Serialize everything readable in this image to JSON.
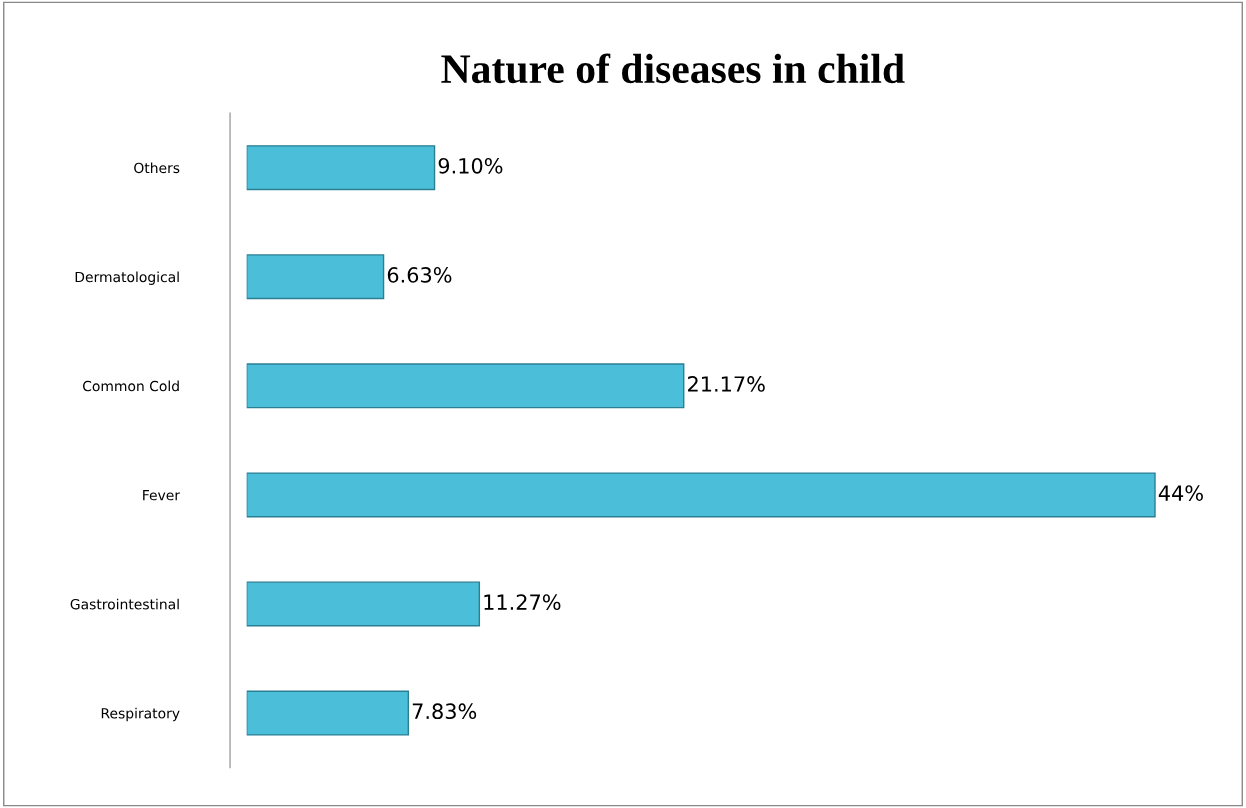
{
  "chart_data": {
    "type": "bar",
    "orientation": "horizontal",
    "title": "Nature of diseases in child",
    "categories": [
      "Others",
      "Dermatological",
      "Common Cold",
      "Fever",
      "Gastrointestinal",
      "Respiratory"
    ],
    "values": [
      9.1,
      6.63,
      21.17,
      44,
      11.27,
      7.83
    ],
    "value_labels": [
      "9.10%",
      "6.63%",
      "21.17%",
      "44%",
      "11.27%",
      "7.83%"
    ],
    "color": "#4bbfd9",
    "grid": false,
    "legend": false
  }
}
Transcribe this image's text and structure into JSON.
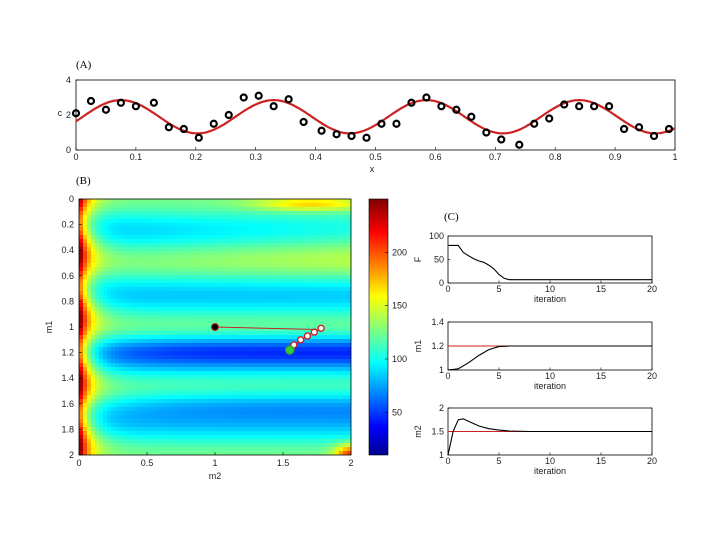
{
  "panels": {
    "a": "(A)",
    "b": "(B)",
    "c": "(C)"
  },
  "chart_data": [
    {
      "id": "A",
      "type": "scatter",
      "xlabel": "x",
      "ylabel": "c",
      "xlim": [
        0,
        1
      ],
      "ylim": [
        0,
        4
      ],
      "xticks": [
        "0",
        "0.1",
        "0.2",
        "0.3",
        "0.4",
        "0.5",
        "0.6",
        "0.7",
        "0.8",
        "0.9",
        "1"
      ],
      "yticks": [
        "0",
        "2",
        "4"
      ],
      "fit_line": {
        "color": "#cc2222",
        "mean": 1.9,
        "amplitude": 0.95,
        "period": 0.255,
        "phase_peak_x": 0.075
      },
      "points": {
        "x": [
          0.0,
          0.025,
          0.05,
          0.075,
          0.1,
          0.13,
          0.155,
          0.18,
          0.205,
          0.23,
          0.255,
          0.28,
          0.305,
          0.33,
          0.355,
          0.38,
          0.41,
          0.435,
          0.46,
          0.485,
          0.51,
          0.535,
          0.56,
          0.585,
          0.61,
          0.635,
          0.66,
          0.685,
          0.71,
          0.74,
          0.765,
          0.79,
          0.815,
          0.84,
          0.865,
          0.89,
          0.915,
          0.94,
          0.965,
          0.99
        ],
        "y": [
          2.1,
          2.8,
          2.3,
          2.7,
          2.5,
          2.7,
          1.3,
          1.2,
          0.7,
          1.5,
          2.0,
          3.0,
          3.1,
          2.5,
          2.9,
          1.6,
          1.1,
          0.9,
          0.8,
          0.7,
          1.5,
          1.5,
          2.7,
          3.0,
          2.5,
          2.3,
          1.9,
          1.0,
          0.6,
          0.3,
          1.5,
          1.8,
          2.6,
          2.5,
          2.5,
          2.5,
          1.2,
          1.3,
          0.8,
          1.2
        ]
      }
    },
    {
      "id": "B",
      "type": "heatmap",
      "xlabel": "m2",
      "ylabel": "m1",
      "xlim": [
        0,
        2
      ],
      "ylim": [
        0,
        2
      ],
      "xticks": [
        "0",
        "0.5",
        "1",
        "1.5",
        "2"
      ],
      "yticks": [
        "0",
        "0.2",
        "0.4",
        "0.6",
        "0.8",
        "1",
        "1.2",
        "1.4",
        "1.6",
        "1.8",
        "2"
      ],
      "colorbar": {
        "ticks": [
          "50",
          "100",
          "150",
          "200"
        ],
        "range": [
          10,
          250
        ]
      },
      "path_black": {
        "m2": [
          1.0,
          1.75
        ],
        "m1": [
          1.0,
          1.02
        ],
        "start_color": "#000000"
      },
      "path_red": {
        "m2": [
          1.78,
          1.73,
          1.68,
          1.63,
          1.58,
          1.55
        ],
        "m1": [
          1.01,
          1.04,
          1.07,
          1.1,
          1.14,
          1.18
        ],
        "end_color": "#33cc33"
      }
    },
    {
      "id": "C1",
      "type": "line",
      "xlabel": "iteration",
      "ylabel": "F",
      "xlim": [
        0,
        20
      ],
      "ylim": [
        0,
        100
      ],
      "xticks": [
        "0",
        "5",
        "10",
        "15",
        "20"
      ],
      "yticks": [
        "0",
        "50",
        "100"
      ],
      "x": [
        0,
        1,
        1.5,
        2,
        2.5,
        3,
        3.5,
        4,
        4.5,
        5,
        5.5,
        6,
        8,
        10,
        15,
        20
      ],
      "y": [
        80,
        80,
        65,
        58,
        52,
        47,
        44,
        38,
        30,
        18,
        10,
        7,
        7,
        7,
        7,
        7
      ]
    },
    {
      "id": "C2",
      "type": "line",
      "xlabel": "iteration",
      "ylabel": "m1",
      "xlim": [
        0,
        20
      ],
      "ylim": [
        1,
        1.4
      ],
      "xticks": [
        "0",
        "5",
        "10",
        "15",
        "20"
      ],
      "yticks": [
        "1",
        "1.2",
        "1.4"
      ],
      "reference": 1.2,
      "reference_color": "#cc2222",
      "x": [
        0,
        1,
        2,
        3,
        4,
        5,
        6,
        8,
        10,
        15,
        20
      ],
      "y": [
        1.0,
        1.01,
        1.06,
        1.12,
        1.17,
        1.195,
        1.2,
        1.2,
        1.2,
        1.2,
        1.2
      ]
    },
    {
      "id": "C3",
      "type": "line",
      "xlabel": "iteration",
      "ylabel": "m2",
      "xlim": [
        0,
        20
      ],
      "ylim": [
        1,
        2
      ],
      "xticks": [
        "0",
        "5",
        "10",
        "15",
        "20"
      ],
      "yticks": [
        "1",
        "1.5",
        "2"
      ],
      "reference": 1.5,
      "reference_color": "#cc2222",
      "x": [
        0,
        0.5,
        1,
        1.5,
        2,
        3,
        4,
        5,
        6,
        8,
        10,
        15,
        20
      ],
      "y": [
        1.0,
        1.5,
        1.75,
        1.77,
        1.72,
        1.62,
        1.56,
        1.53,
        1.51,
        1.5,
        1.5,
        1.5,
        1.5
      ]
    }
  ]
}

▶ _What you should do_
Your task is to repeat the data above exactly while excluding the pictures.

▶ _Answer to the task_
Serialize everything readable in this image to JSON.
{
  "chart_data": {
    "type": "bar",
    "orientation": "horizontal",
    "title": "Nature of diseases in child",
    "categories": [
      "Others",
      "Dermatological",
      "Common Cold",
      "Fever",
      "Gastrointestinal",
      "Respiratory"
    ],
    "values": [
      9.1,
      6.63,
      21.17,
      44,
      11.27,
      7.83
    ],
    "value_labels": [
      "9.10%",
      "6.63%",
      "21.17%",
      "44%",
      "11.27%",
      "7.83%"
    ],
    "color": "#4bbfd9",
    "grid": false,
    "legend": false
  }
}
Transcribe this image's text and structure into JSON.
{
  "panels": {
    "a": "(A)",
    "b": "(B)",
    "c": "(C)"
  },
  "chart_data": [
    {
      "id": "A",
      "type": "scatter",
      "xlabel": "x",
      "ylabel": "c",
      "xlim": [
        0,
        1
      ],
      "ylim": [
        0,
        4
      ],
      "xticks": [
        "0",
        "0.1",
        "0.2",
        "0.3",
        "0.4",
        "0.5",
        "0.6",
        "0.7",
        "0.8",
        "0.9",
        "1"
      ],
      "yticks": [
        "0",
        "2",
        "4"
      ],
      "fit_line": {
        "color": "#cc2222",
        "mean": 1.9,
        "amplitude": 0.95,
        "period": 0.255,
        "phase_peak_x": 0.075
      },
      "points": {
        "x": [
          0.0,
          0.025,
          0.05,
          0.075,
          0.1,
          0.13,
          0.155,
          0.18,
          0.205,
          0.23,
          0.255,
          0.28,
          0.305,
          0.33,
          0.355,
          0.38,
          0.41,
          0.435,
          0.46,
          0.485,
          0.51,
          0.535,
          0.56,
          0.585,
          0.61,
          0.635,
          0.66,
          0.685,
          0.71,
          0.74,
          0.765,
          0.79,
          0.815,
          0.84,
          0.865,
          0.89,
          0.915,
          0.94,
          0.965,
          0.99
        ],
        "y": [
          2.1,
          2.8,
          2.3,
          2.7,
          2.5,
          2.7,
          1.3,
          1.2,
          0.7,
          1.5,
          2.0,
          3.0,
          3.1,
          2.5,
          2.9,
          1.6,
          1.1,
          0.9,
          0.8,
          0.7,
          1.5,
          1.5,
          2.7,
          3.0,
          2.5,
          2.3,
          1.9,
          1.0,
          0.6,
          0.3,
          1.5,
          1.8,
          2.6,
          2.5,
          2.5,
          2.5,
          1.2,
          1.3,
          0.8,
          1.2
        ]
      }
    },
    {
      "id": "B",
      "type": "heatmap",
      "xlabel": "m2",
      "ylabel": "m1",
      "xlim": [
        0,
        2
      ],
      "ylim": [
        0,
        2
      ],
      "xticks": [
        "0",
        "0.5",
        "1",
        "1.5",
        "2"
      ],
      "yticks": [
        "0",
        "0.2",
        "0.4",
        "0.6",
        "0.8",
        "1",
        "1.2",
        "1.4",
        "1.6",
        "1.8",
        "2"
      ],
      "colorbar": {
        "ticks": [
          "50",
          "100",
          "150",
          "200"
        ],
        "range": [
          10,
          250
        ]
      },
      "path_black": {
        "m2": [
          1.0,
          1.75
        ],
        "m1": [
          1.0,
          1.02
        ],
        "start_color": "#000000"
      },
      "path_red": {
        "m2": [
          1.78,
          1.73,
          1.68,
          1.63,
          1.58,
          1.55
        ],
        "m1": [
          1.01,
          1.04,
          1.07,
          1.1,
          1.14,
          1.18
        ],
        "end_color": "#33cc33"
      }
    },
    {
      "id": "C1",
      "type": "line",
      "xlabel": "iteration",
      "ylabel": "F",
      "xlim": [
        0,
        20
      ],
      "ylim": [
        0,
        100
      ],
      "xticks": [
        "0",
        "5",
        "10",
        "15",
        "20"
      ],
      "yticks": [
        "0",
        "50",
        "100"
      ],
      "x": [
        0,
        1,
        1.5,
        2,
        2.5,
        3,
        3.5,
        4,
        4.5,
        5,
        5.5,
        6,
        8,
        10,
        15,
        20
      ],
      "y": [
        80,
        80,
        65,
        58,
        52,
        47,
        44,
        38,
        30,
        18,
        10,
        7,
        7,
        7,
        7,
        7
      ]
    },
    {
      "id": "C2",
      "type": "line",
      "xlabel": "iteration",
      "ylabel": "m1",
      "xlim": [
        0,
        20
      ],
      "ylim": [
        1,
        1.4
      ],
      "xticks": [
        "0",
        "5",
        "10",
        "15",
        "20"
      ],
      "yticks": [
        "1",
        "1.2",
        "1.4"
      ],
      "reference": 1.2,
      "reference_color": "#cc2222",
      "x": [
        0,
        1,
        2,
        3,
        4,
        5,
        6,
        8,
        10,
        15,
        20
      ],
      "y": [
        1.0,
        1.01,
        1.06,
        1.12,
        1.17,
        1.195,
        1.2,
        1.2,
        1.2,
        1.2,
        1.2
      ]
    },
    {
      "id": "C3",
      "type": "line",
      "xlabel": "iteration",
      "ylabel": "m2",
      "xlim": [
        0,
        20
      ],
      "ylim": [
        1,
        2
      ],
      "xticks": [
        "0",
        "5",
        "10",
        "15",
        "20"
      ],
      "yticks": [
        "1",
        "1.5",
        "2"
      ],
      "reference": 1.5,
      "reference_color": "#cc2222",
      "x": [
        0,
        0.5,
        1,
        1.5,
        2,
        3,
        4,
        5,
        6,
        8,
        10,
        15,
        20
      ],
      "y": [
        1.0,
        1.5,
        1.75,
        1.77,
        1.72,
        1.62,
        1.56,
        1.53,
        1.51,
        1.5,
        1.5,
        1.5,
        1.5
      ]
    }
  ]
}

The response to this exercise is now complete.